Instruction ▸ Below are the records. Count the lines containing the string "structured", and reply with the number alone.

------ Records shown ------

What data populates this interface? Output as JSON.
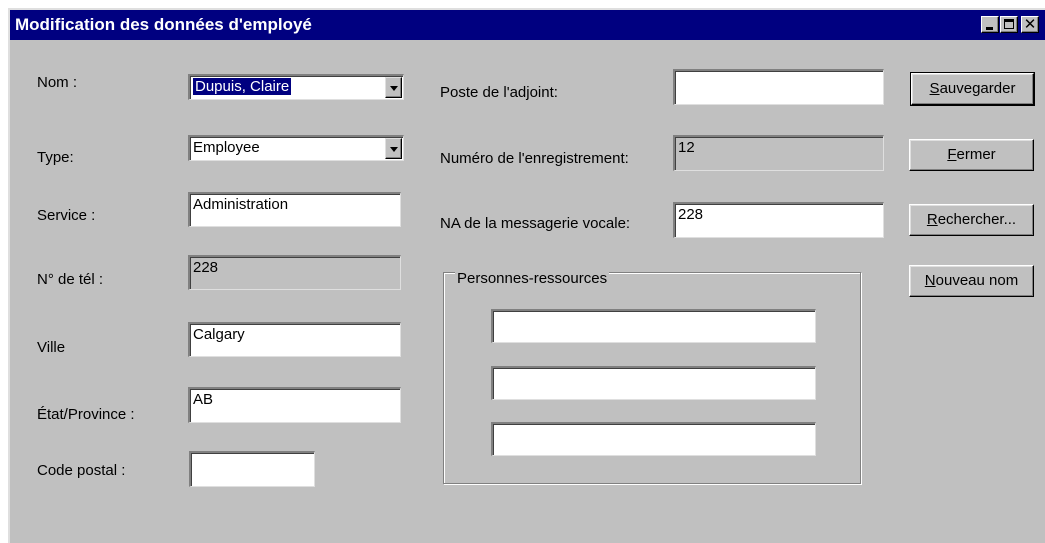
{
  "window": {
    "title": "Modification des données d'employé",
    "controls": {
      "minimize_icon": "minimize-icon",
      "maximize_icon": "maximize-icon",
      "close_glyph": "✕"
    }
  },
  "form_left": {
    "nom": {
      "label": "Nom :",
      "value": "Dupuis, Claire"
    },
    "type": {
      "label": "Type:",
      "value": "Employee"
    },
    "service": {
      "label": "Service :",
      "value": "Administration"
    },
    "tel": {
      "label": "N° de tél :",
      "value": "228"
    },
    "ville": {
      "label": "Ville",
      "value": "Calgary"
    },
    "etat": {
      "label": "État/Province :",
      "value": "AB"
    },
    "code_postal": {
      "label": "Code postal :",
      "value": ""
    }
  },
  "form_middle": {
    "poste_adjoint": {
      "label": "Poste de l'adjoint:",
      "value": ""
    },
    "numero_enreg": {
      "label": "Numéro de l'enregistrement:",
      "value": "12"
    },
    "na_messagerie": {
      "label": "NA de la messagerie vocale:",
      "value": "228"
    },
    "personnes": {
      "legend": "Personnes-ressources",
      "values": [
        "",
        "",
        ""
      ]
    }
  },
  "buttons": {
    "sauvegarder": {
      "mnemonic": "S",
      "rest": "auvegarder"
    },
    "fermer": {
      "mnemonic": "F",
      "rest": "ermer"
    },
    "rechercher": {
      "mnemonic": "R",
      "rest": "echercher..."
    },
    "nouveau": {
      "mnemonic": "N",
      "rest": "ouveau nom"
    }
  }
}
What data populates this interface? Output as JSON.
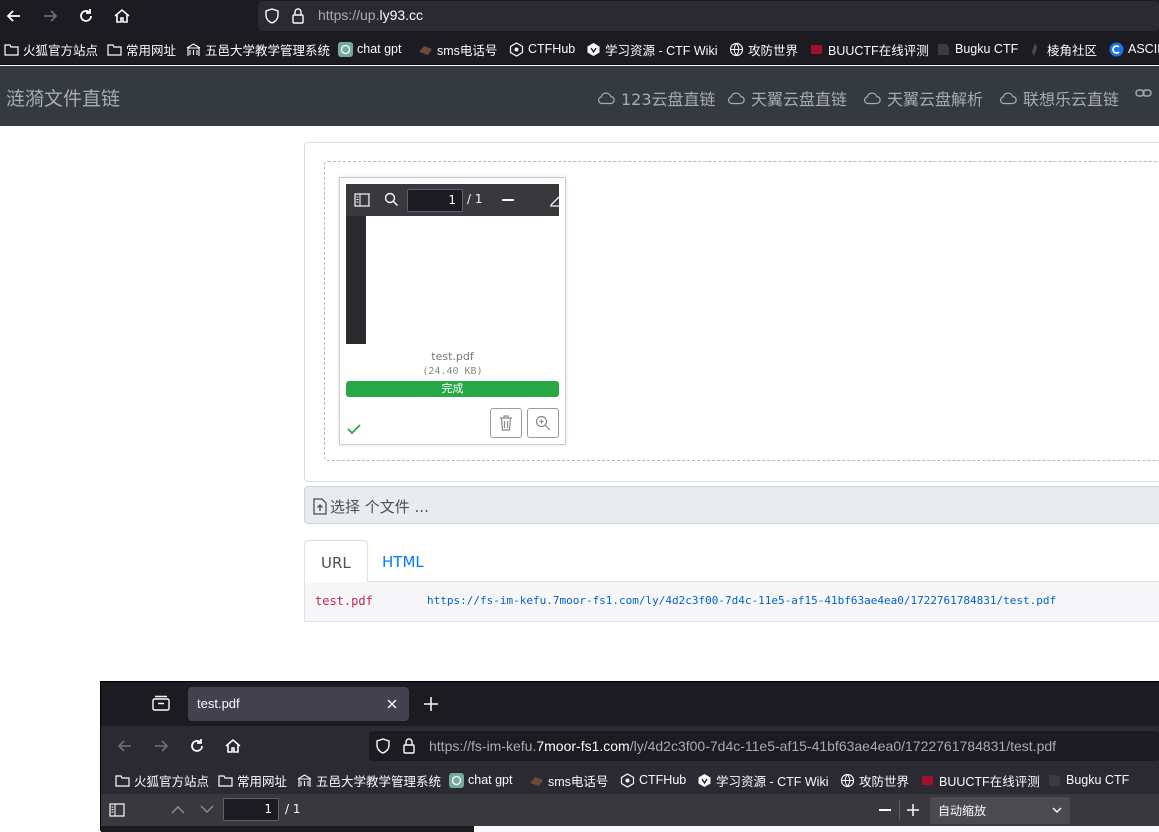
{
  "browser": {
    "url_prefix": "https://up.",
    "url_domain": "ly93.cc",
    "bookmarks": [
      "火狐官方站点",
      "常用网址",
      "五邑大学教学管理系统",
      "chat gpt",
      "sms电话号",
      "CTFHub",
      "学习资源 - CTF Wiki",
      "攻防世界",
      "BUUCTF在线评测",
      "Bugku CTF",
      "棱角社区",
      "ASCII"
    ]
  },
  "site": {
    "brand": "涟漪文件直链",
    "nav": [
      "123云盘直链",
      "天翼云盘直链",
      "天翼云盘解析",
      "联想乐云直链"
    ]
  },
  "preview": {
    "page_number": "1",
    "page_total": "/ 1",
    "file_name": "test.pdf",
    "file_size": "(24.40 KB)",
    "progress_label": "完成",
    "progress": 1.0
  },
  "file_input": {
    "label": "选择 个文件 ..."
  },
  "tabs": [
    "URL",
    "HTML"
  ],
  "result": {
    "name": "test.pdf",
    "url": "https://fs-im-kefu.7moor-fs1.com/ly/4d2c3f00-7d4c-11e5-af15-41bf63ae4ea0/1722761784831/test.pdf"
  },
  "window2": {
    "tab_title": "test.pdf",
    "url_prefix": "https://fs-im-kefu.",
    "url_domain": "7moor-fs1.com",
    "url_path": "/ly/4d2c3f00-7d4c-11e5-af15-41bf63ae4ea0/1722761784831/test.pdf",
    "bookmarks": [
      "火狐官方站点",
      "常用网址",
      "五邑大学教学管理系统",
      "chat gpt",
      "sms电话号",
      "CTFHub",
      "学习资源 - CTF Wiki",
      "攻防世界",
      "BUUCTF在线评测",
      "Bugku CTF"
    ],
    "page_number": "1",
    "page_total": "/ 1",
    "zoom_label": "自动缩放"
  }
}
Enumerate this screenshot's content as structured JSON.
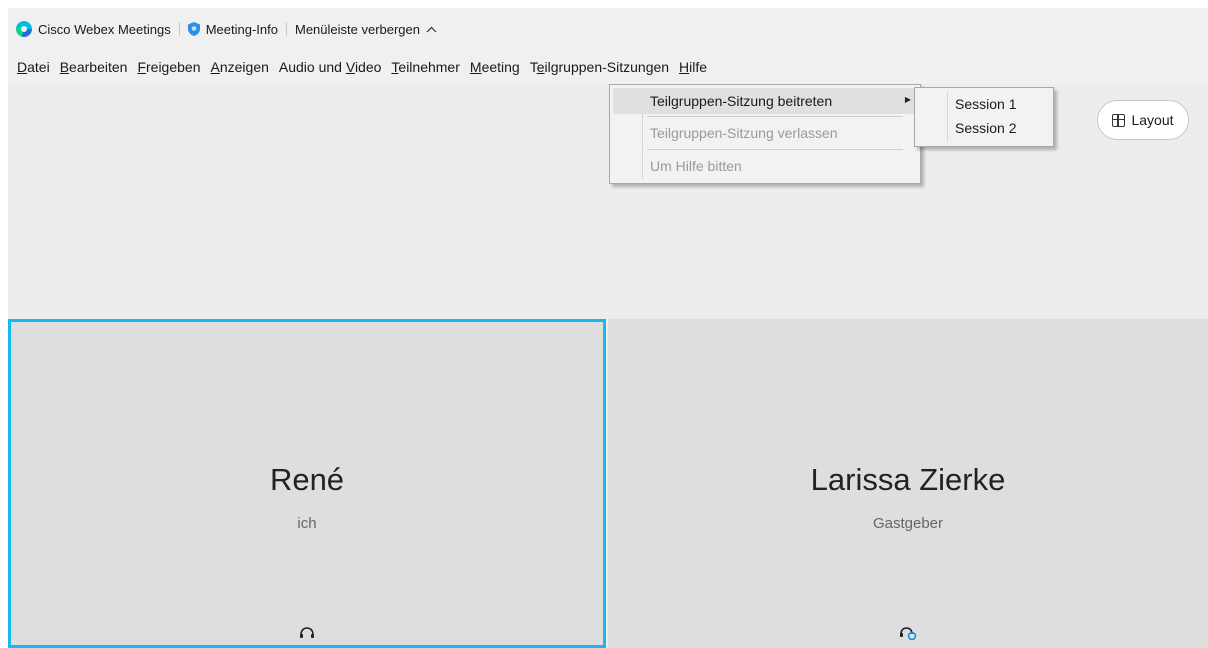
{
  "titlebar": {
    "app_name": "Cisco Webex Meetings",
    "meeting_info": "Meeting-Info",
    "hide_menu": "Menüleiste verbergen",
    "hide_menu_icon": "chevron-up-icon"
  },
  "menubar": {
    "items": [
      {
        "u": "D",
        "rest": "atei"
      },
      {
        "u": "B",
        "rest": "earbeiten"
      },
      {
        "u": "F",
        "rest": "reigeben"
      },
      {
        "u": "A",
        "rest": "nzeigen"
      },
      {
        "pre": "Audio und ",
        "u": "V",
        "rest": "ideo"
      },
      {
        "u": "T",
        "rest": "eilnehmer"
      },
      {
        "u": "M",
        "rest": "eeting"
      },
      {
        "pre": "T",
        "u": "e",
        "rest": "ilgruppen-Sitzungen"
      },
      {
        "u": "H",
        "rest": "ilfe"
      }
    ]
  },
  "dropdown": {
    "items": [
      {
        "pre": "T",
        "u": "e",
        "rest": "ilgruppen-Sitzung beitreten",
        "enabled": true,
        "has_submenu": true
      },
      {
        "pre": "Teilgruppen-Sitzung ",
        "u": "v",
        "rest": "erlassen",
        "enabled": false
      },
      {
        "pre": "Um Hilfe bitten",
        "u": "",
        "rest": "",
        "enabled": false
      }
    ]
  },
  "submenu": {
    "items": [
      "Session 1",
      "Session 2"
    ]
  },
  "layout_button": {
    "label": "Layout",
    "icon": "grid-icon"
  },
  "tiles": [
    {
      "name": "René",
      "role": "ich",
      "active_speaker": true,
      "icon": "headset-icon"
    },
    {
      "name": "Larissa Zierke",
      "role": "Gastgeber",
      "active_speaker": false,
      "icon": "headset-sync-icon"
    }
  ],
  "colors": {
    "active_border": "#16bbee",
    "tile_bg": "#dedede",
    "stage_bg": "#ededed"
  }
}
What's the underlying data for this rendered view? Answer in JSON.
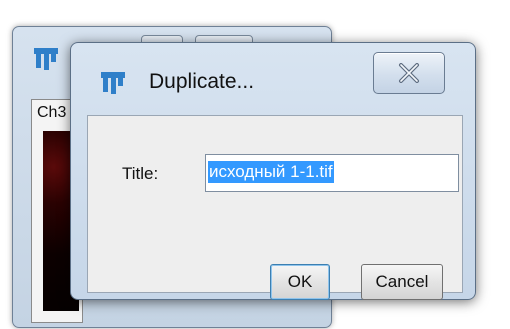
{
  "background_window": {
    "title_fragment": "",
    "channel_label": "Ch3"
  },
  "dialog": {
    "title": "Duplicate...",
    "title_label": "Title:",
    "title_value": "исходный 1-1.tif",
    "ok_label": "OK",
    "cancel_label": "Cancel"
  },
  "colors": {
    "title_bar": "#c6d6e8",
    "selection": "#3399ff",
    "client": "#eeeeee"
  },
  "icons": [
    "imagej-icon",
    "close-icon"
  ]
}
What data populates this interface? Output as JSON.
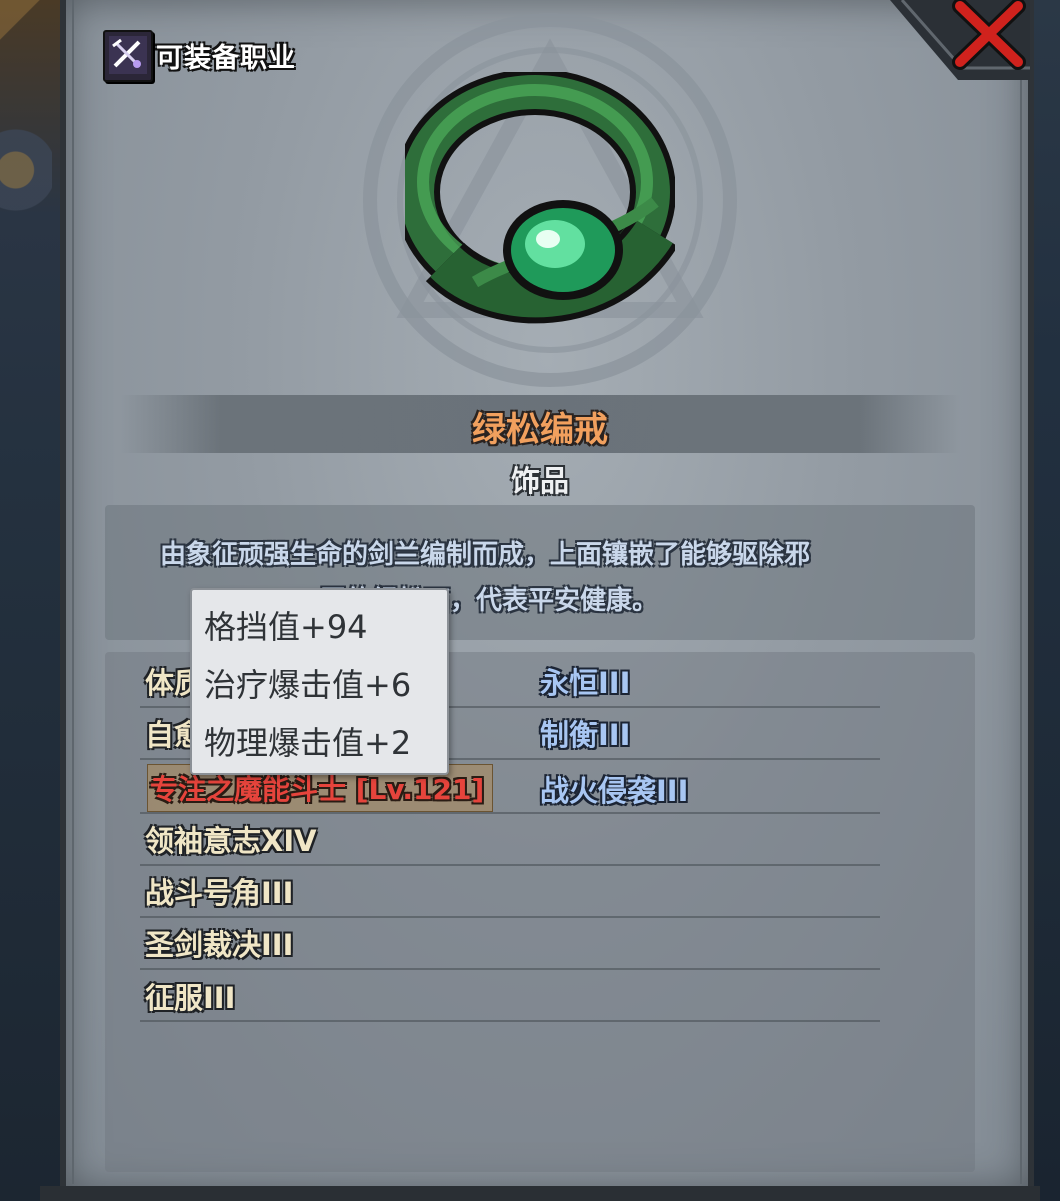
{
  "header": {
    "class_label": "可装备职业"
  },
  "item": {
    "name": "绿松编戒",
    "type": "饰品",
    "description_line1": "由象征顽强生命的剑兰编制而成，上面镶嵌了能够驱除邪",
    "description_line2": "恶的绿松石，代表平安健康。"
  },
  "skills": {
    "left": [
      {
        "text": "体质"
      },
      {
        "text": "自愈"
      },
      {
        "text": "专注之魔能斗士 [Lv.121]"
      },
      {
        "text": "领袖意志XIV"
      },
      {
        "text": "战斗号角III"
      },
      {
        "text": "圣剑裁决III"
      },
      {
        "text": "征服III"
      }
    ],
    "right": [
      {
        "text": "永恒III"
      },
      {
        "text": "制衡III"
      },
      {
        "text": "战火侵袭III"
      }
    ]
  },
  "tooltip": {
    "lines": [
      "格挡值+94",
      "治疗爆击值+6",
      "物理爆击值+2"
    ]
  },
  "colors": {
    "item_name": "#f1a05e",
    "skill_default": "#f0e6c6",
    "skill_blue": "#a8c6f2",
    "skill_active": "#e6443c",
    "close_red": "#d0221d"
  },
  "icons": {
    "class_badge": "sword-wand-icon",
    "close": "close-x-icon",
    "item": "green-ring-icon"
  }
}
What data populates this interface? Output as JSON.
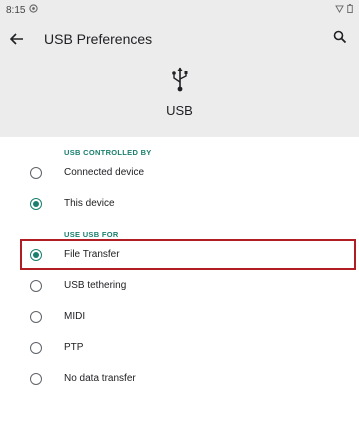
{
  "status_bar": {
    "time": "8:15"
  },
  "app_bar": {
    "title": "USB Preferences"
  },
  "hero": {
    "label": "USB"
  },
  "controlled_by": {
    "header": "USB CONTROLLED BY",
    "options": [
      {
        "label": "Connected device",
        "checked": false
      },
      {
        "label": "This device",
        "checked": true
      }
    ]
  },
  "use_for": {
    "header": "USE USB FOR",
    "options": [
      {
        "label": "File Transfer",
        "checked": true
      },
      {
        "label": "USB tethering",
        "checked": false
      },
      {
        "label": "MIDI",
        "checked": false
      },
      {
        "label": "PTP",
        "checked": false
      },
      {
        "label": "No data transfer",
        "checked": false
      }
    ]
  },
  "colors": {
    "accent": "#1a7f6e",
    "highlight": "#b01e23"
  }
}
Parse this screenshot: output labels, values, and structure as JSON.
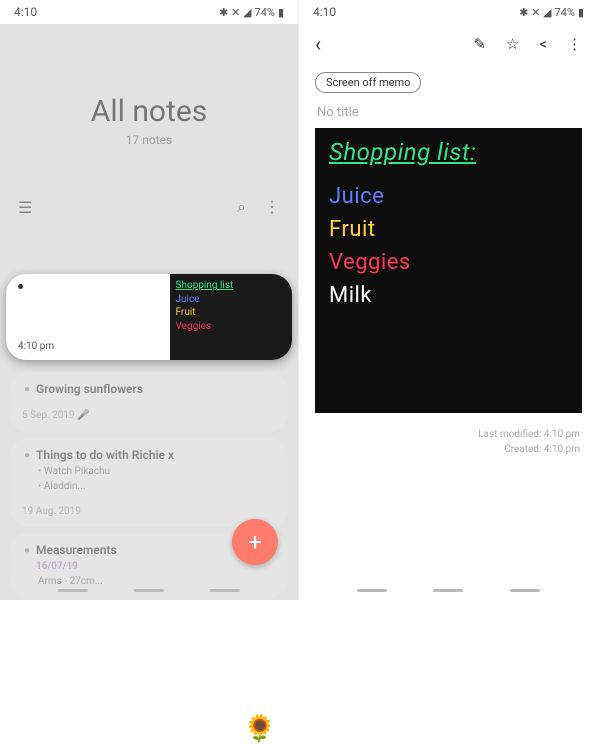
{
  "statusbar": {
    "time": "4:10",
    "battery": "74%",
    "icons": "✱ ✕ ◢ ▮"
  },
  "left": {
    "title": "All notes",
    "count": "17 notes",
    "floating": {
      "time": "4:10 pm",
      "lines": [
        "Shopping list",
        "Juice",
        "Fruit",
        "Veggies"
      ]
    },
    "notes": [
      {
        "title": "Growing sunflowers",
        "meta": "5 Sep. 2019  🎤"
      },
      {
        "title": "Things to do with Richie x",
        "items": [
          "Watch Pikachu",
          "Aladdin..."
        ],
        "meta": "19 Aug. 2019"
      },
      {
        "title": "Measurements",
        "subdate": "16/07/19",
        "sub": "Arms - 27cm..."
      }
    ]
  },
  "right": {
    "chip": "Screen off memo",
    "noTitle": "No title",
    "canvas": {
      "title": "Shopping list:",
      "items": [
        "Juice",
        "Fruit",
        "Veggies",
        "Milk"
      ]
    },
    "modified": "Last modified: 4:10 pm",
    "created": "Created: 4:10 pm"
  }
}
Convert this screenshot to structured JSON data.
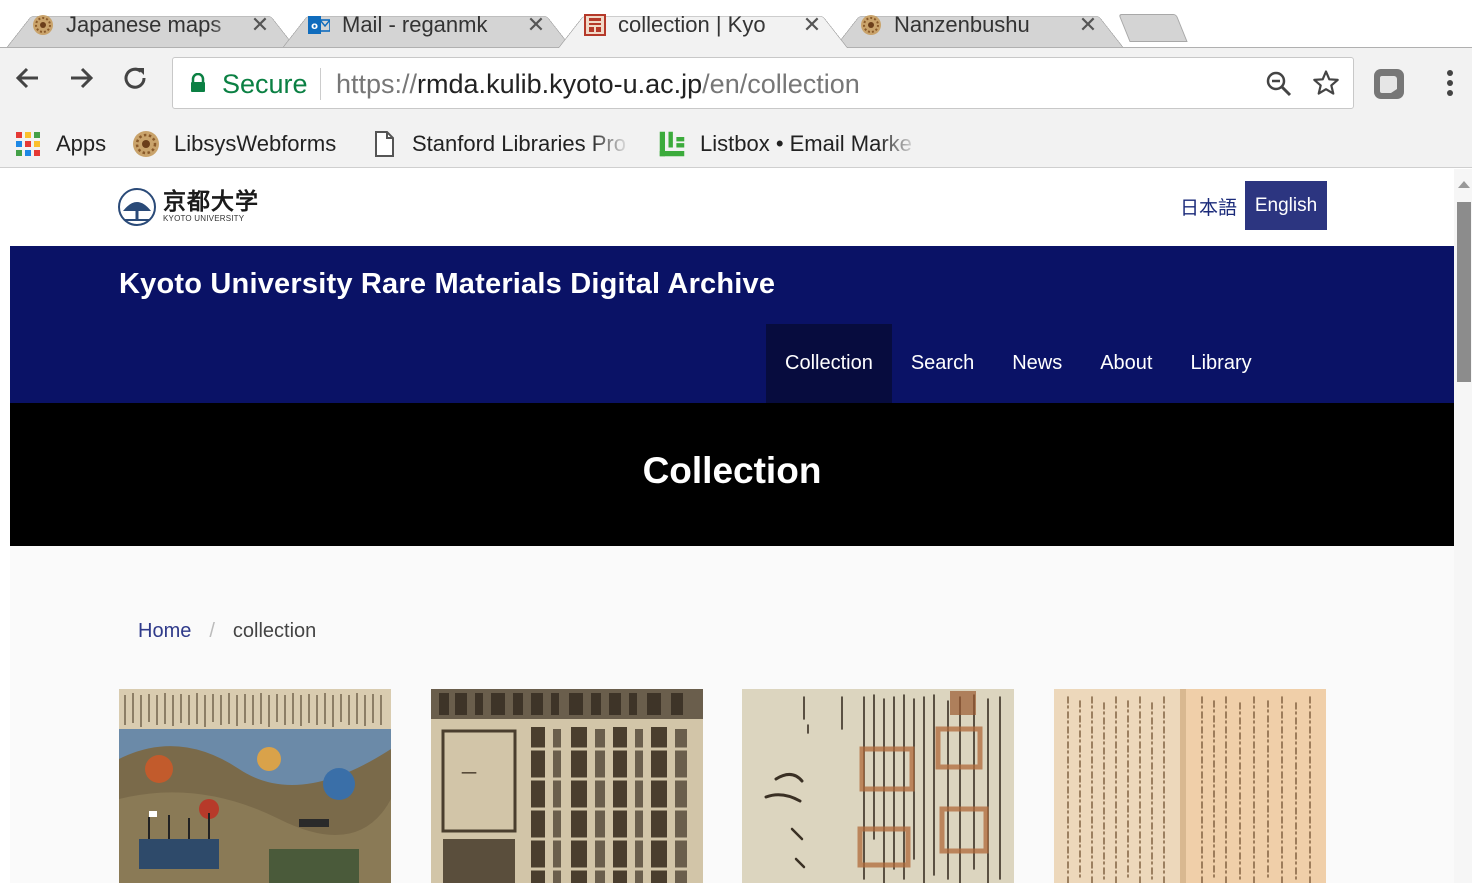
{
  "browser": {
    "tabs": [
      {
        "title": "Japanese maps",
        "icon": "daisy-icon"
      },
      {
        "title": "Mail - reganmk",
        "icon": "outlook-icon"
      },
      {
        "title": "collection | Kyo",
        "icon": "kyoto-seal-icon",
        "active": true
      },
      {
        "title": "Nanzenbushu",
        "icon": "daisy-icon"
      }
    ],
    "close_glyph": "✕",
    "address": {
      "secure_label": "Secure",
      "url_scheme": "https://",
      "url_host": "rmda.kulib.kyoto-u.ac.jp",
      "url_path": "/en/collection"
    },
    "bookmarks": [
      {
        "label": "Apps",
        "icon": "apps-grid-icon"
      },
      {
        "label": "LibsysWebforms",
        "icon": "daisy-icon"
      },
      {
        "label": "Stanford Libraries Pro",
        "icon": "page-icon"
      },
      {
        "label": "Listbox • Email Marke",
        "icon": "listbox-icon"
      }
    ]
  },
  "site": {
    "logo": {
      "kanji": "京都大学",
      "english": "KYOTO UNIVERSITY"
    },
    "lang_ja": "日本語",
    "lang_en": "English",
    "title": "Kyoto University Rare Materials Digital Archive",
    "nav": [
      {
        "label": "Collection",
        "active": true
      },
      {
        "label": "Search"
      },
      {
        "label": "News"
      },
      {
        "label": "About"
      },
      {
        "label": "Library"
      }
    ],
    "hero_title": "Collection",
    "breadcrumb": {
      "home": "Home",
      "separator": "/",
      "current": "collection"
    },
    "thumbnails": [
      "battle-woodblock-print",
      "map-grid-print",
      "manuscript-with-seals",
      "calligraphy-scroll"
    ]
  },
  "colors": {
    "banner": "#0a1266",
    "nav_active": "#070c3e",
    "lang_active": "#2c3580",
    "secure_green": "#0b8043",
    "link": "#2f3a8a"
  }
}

------

Final result ▸ 2